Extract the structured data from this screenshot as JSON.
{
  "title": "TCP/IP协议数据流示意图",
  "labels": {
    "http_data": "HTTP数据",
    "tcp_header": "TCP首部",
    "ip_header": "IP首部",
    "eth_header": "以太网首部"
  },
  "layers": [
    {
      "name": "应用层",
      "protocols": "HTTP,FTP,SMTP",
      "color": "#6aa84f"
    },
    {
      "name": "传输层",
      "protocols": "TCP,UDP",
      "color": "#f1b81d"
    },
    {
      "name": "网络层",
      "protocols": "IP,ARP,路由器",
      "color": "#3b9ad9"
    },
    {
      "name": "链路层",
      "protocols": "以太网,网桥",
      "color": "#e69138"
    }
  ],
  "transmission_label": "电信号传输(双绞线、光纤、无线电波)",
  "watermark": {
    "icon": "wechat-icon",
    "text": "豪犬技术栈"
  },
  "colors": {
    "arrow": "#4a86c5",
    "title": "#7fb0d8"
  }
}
• • • • • • •
Work to be completed = Retype the data exactly as given.

Full response =
Extract the structured data from this screenshot as JSON.
{
  "title": "TCP/IP协议数据流示意图",
  "labels": {
    "http_data": "HTTP数据",
    "tcp_header": "TCP首部",
    "ip_header": "IP首部",
    "eth_header": "以太网首部"
  },
  "layers": [
    {
      "name": "应用层",
      "protocols": "HTTP,FTP,SMTP",
      "color": "#6aa84f"
    },
    {
      "name": "传输层",
      "protocols": "TCP,UDP",
      "color": "#f1b81d"
    },
    {
      "name": "网络层",
      "protocols": "IP,ARP,路由器",
      "color": "#3b9ad9"
    },
    {
      "name": "链路层",
      "protocols": "以太网,网桥",
      "color": "#e69138"
    }
  ],
  "transmission_label": "电信号传输(双绞线、光纤、无线电波)",
  "watermark": {
    "icon": "wechat-icon",
    "text": "豪犬技术栈"
  },
  "colors": {
    "arrow": "#4a86c5",
    "title": "#7fb0d8"
  }
}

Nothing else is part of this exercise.